═══ SUPPLIED DATA

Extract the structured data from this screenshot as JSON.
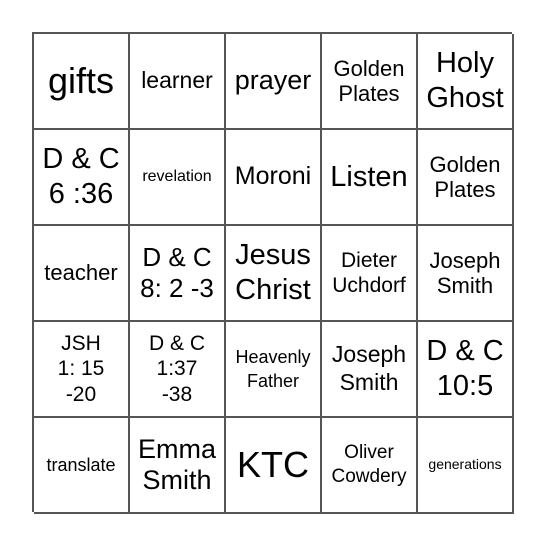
{
  "board": {
    "cells": [
      "gifts",
      "learner",
      "prayer",
      "Golden\nPlates",
      "Holy\nGhost",
      "D & C\n6 :36",
      "revelation",
      "Moroni",
      "Listen",
      "Golden\nPlates",
      "teacher",
      "D & C\n8: 2 -3",
      "Jesus\nChrist",
      "Dieter\nUchdorf",
      "Joseph\nSmith",
      "JSH\n1: 15\n-20",
      "D & C\n1:37\n-38",
      "Heavenly\nFather",
      "Joseph\nSmith",
      "D & C\n10:5",
      "translate",
      "Emma\nSmith",
      "KTC",
      "Oliver\nCowdery",
      "generations"
    ]
  }
}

══════

EXERCISE DIRECTIONS ▸
Repeat the records word for word. Any picture in them should be left out.

WORKED SOLUTION ▸
Extract the structured data from this screenshot as JSON.
{
  "board": {
    "cells": [
      "gifts",
      "learner",
      "prayer",
      "Golden\nPlates",
      "Holy\nGhost",
      "D & C\n6 :36",
      "revelation",
      "Moroni",
      "Listen",
      "Golden\nPlates",
      "teacher",
      "D & C\n8: 2 -3",
      "Jesus\nChrist",
      "Dieter\nUchdorf",
      "Joseph\nSmith",
      "JSH\n1: 15\n-20",
      "D & C\n1:37\n-38",
      "Heavenly\nFather",
      "Joseph\nSmith",
      "D & C\n10:5",
      "translate",
      "Emma\nSmith",
      "KTC",
      "Oliver\nCowdery",
      "generations"
    ]
  }
}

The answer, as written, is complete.